_Task details_
Pull out every line below containing the word "graphic".

Stored data

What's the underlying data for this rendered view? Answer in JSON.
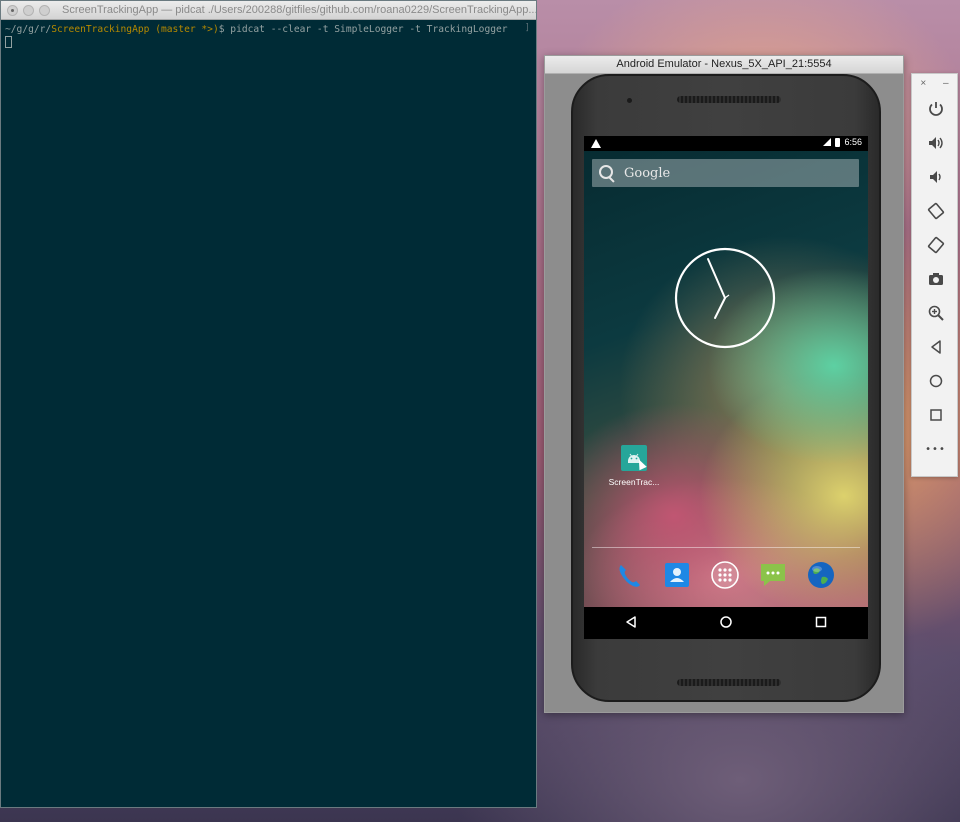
{
  "terminal": {
    "title": "ScreenTrackingApp — pidcat ./Users/200288/gitfiles/github.com/roana0229/ScreenTrackingApp...",
    "prompt_path": "~/g/g/r/",
    "prompt_app": "ScreenTrackingApp",
    "prompt_branch": " (master *>)",
    "prompt_symbol": "$ ",
    "command": "pidcat --clear -t SimpleLogger -t TrackingLogger",
    "right_mark": "]"
  },
  "emulator": {
    "window_title": "Android Emulator - Nexus_5X_API_21:5554",
    "status_time": "6:56",
    "search_placeholder": "Google",
    "app_label": "ScreenTrac...",
    "icons": {
      "dock": [
        "phone-icon",
        "contacts-icon",
        "app-drawer-icon",
        "messaging-icon",
        "browser-icon"
      ],
      "nav": [
        "back-icon",
        "home-icon",
        "recents-icon"
      ]
    },
    "colors": {
      "app_icon": "#26a69a",
      "messaging": "#8bc34a",
      "phone": "#1e88e5"
    }
  },
  "toolbar": {
    "close_label": "×",
    "minimize_label": "–",
    "more_label": "•••",
    "buttons": [
      "power-icon",
      "volume-up-icon",
      "volume-down-icon",
      "rotate-left-icon",
      "rotate-right-icon",
      "camera-icon",
      "zoom-icon",
      "back-icon",
      "home-icon",
      "overview-icon",
      "more-icon"
    ]
  }
}
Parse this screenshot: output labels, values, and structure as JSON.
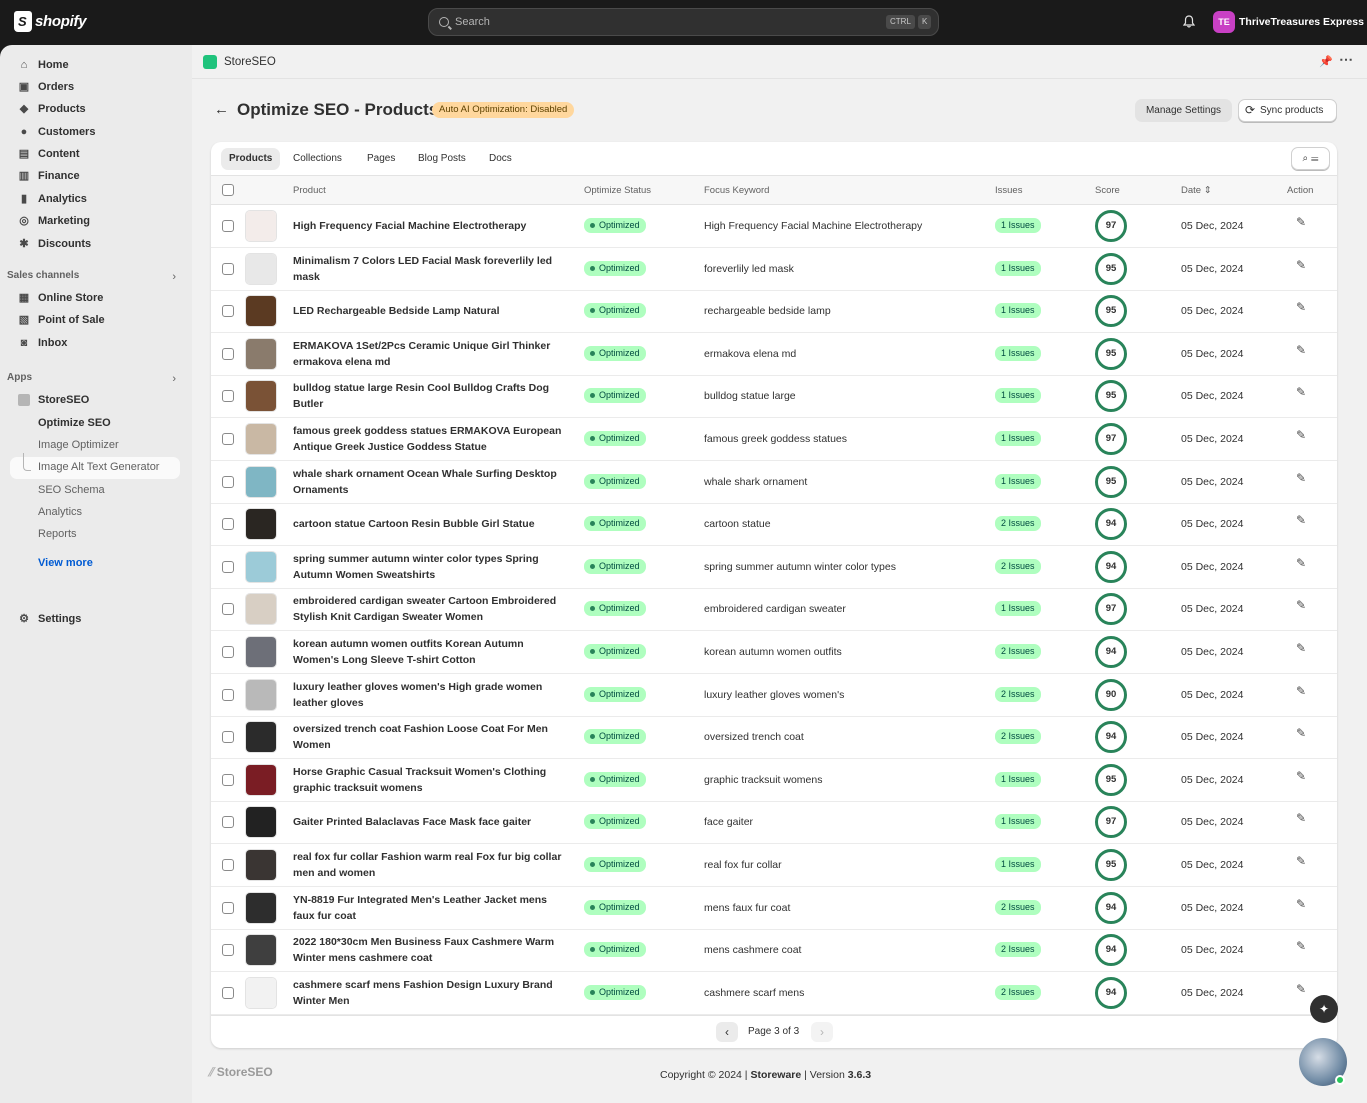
{
  "topbar": {
    "brand": "shopify",
    "search_placeholder": "Search",
    "shortcut_ctrl": "CTRL",
    "shortcut_key": "K",
    "store_initials": "TE",
    "store_name": "ThriveTreasures Express"
  },
  "sidebar": {
    "items": [
      {
        "label": "Home",
        "icon": "home-icon"
      },
      {
        "label": "Orders",
        "icon": "inbox-icon"
      },
      {
        "label": "Products",
        "icon": "tag-icon"
      },
      {
        "label": "Customers",
        "icon": "person-icon"
      },
      {
        "label": "Content",
        "icon": "image-icon"
      },
      {
        "label": "Finance",
        "icon": "bank-icon"
      },
      {
        "label": "Analytics",
        "icon": "bar-chart-icon"
      },
      {
        "label": "Marketing",
        "icon": "target-icon"
      },
      {
        "label": "Discounts",
        "icon": "discount-icon"
      }
    ],
    "sales_channels_label": "Sales channels",
    "sales_channels": [
      {
        "label": "Online Store",
        "icon": "store-icon"
      },
      {
        "label": "Point of Sale",
        "icon": "pos-icon"
      },
      {
        "label": "Inbox",
        "icon": "chat-icon"
      }
    ],
    "apps_label": "Apps",
    "app_name": "StoreSEO",
    "app_subitems": [
      "Optimize SEO",
      "Image Optimizer",
      "Image Alt Text Generator",
      "SEO Schema",
      "Analytics",
      "Reports"
    ],
    "view_more": "View more",
    "settings": "Settings"
  },
  "app_header": {
    "name": "StoreSEO"
  },
  "page": {
    "title": "Optimize SEO - Products",
    "ai_badge": "Auto AI Optimization: Disabled",
    "manage_settings": "Manage Settings",
    "sync_products": "Sync products"
  },
  "tabs": [
    "Products",
    "Collections",
    "Pages",
    "Blog Posts",
    "Docs"
  ],
  "columns": [
    "Product",
    "Optimize Status",
    "Focus Keyword",
    "Issues",
    "Score",
    "Date",
    "Action"
  ],
  "rows": [
    {
      "name": "High Frequency Facial Machine Electrotherapy",
      "status": "Optimized",
      "keyword": "High Frequency Facial Machine Electrotherapy",
      "issues": "1 Issues",
      "score": "97",
      "date": "05 Dec, 2024",
      "thumb": "#f3ecea"
    },
    {
      "name": "Minimalism 7 Colors LED Facial Mask foreverlily led mask",
      "status": "Optimized",
      "keyword": "foreverlily led mask",
      "issues": "1 Issues",
      "score": "95",
      "date": "05 Dec, 2024",
      "thumb": "#e8e8e8"
    },
    {
      "name": "LED Rechargeable Bedside Lamp Natural",
      "status": "Optimized",
      "keyword": "rechargeable bedside lamp",
      "issues": "1 Issues",
      "score": "95",
      "date": "05 Dec, 2024",
      "thumb": "#5b3a22"
    },
    {
      "name": "ERMAKOVA 1Set/2Pcs Ceramic Unique Girl Thinker ermakova elena md",
      "status": "Optimized",
      "keyword": "ermakova elena md",
      "issues": "1 Issues",
      "score": "95",
      "date": "05 Dec, 2024",
      "thumb": "#8a7b6c"
    },
    {
      "name": "bulldog statue large Resin Cool Bulldog Crafts Dog Butler",
      "status": "Optimized",
      "keyword": "bulldog statue large",
      "issues": "1 Issues",
      "score": "95",
      "date": "05 Dec, 2024",
      "thumb": "#7a5236"
    },
    {
      "name": "famous greek goddess statues ERMAKOVA European Antique Greek Justice Goddess Statue",
      "status": "Optimized",
      "keyword": "famous greek goddess statues",
      "issues": "1 Issues",
      "score": "97",
      "date": "05 Dec, 2024",
      "thumb": "#c9b8a4"
    },
    {
      "name": "whale shark ornament Ocean Whale Surfing Desktop Ornaments",
      "status": "Optimized",
      "keyword": "whale shark ornament",
      "issues": "1 Issues",
      "score": "95",
      "date": "05 Dec, 2024",
      "thumb": "#7fb6c4"
    },
    {
      "name": "cartoon statue Cartoon Resin Bubble Girl Statue",
      "status": "Optimized",
      "keyword": "cartoon statue",
      "issues": "2 Issues",
      "score": "94",
      "date": "05 Dec, 2024",
      "thumb": "#2a2622"
    },
    {
      "name": "spring summer autumn winter color types Spring Autumn Women Sweatshirts",
      "status": "Optimized",
      "keyword": "spring summer autumn winter color types",
      "issues": "2 Issues",
      "score": "94",
      "date": "05 Dec, 2024",
      "thumb": "#9ccbd8"
    },
    {
      "name": "embroidered cardigan sweater Cartoon Embroidered Stylish Knit Cardigan Sweater Women",
      "status": "Optimized",
      "keyword": "embroidered cardigan sweater",
      "issues": "1 Issues",
      "score": "97",
      "date": "05 Dec, 2024",
      "thumb": "#d8cfc4"
    },
    {
      "name": "korean autumn women outfits Korean Autumn Women's Long Sleeve T-shirt Cotton",
      "status": "Optimized",
      "keyword": "korean autumn women outfits",
      "issues": "2 Issues",
      "score": "94",
      "date": "05 Dec, 2024",
      "thumb": "#6d6f78"
    },
    {
      "name": "luxury leather gloves women's High grade women leather gloves",
      "status": "Optimized",
      "keyword": "luxury leather gloves women's",
      "issues": "2 Issues",
      "score": "90",
      "date": "05 Dec, 2024",
      "thumb": "#b9b9b9"
    },
    {
      "name": "oversized trench coat Fashion Loose Coat For Men Women",
      "status": "Optimized",
      "keyword": "oversized trench coat",
      "issues": "2 Issues",
      "score": "94",
      "date": "05 Dec, 2024",
      "thumb": "#2b2b2b"
    },
    {
      "name": "Horse Graphic Casual Tracksuit Women's Clothing graphic tracksuit womens",
      "status": "Optimized",
      "keyword": "graphic tracksuit womens",
      "issues": "1 Issues",
      "score": "95",
      "date": "05 Dec, 2024",
      "thumb": "#7a1d24"
    },
    {
      "name": "Gaiter Printed Balaclavas Face Mask  face gaiter",
      "status": "Optimized",
      "keyword": "face gaiter",
      "issues": "1 Issues",
      "score": "97",
      "date": "05 Dec, 2024",
      "thumb": "#222222"
    },
    {
      "name": "real fox fur collar Fashion warm real Fox fur big collar men and women",
      "status": "Optimized",
      "keyword": "real fox fur collar",
      "issues": "1 Issues",
      "score": "95",
      "date": "05 Dec, 2024",
      "thumb": "#3a3533"
    },
    {
      "name": "YN-8819 Fur Integrated Men's Leather Jacket mens faux fur coat",
      "status": "Optimized",
      "keyword": "mens faux fur coat",
      "issues": "2 Issues",
      "score": "94",
      "date": "05 Dec, 2024",
      "thumb": "#2d2d2d"
    },
    {
      "name": "2022 180*30cm Men Business Faux Cashmere Warm Winter mens cashmere coat",
      "status": "Optimized",
      "keyword": "mens cashmere coat",
      "issues": "2 Issues",
      "score": "94",
      "date": "05 Dec, 2024",
      "thumb": "#3f3f3f"
    },
    {
      "name": "cashmere scarf mens Fashion Design Luxury Brand Winter Men",
      "status": "Optimized",
      "keyword": "cashmere scarf mens",
      "issues": "2 Issues",
      "score": "94",
      "date": "05 Dec, 2024",
      "thumb": "#f2f2f2"
    }
  ],
  "pagination": {
    "label": "Page 3 of 3"
  },
  "footer": {
    "logo": "StoreSEO",
    "copyright": "Copyright © 2024 |",
    "company": "Storeware",
    "version_label": "| Version",
    "version": "3.6.3"
  },
  "colors": {
    "accent_green": "#29845a",
    "badge_green": "#affebf",
    "badge_orange": "#ffd79d",
    "store_badge": "#c840c4"
  }
}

_Reply_
      "name": "Horse Graphic Casual Tracksuit Women's Clothing graphic tracksuit womens",
      "keyword": "graphic tracksuit womens",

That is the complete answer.